begin Data to process

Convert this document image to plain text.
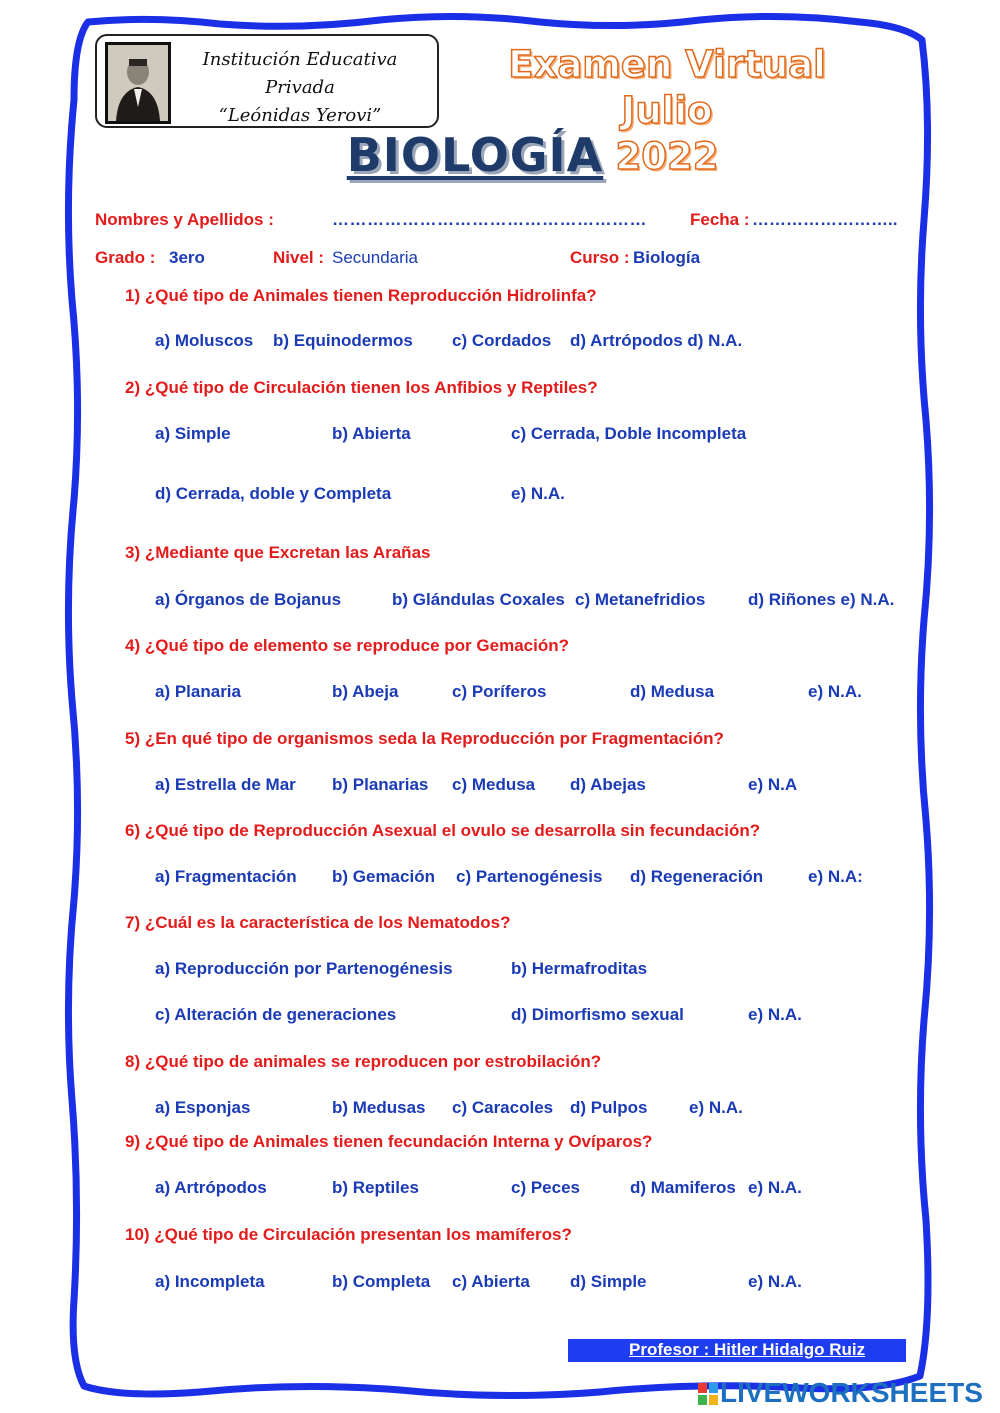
Institución Educativa Privada
“Leónidas Yerovi”
Examen Virtual Julio
2022
BIOLOGÍA
Nombres y Apellidos :	………………………………………………	Fecha : ……………………..
Grado : 3ero	Nivel : Secundaria	Curso : Biología
1) ¿Qué tipo de Animales tienen Reproducción Hidrolinfa?
a) Moluscos b) Equinodermos c) Cordados d) Artrópodos d) N.A.
2) ¿Qué tipo de Circulación tienen los Anfibios y Reptiles?
a) Simple	b) Abierta	c) Cerrada, Doble Incompleta
d) Cerrada, doble y Completa	e) N.A.
3) ¿Mediante que Excretan las Arañas
a) Órganos de Bojanus	b) Glándulas Coxales c) Metanefridios	d) Riñones e) N.A.
4) ¿Qué tipo de elemento se reproduce por Gemación?
a) Planaria	b) Abeja	c) Poríferos	d) Medusa	e) N.A.
5) ¿En qué tipo de organismos seda la Reproducción por Fragmentación?
a) Estrella de Mar b) Planarias c) Medusa d) Abejas	e) N.A
6) ¿Qué tipo de Reproducción Asexual el ovulo se desarrolla sin fecundación?
a) Fragmentación b) Gemación c) Partenogénesis d) Regeneración	e) N.A:
7) ¿Cuál es la característica de los Nematodos?
a) Reproducción por Partenogénesis	b) Hermafroditas
c) Alteración de generaciones	d) Dimorfismo sexual	e) N.A.
8) ¿Qué tipo de animales se reproducen por estrobilación?
a) Esponjas	b) Medusas c) Caracoles d) Pulpos e) N.A.
9) ¿Qué tipo de Animales tienen fecundación Interna y Ovíparos?
a) Artrópodos	b) Reptiles	c) Peces	d) Mamiferos e) N.A.
10) ¿Qué tipo de Circulación presentan los mamíferos?
a) Incompleta	b) Completa c) Abierta d) Simple	e) N.A.
Profesor : Hitler Hidalgo Ruiz
LIVEWORKSHEETS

end Data to process

• **What to do**:
Copy out each line of the entries that holds "Cerrada".

• **Output of the task**:
a) Simple	b) Abierta	c) Cerrada, Doble Incompleta
d) Cerrada, doble y Completa	e) N.A.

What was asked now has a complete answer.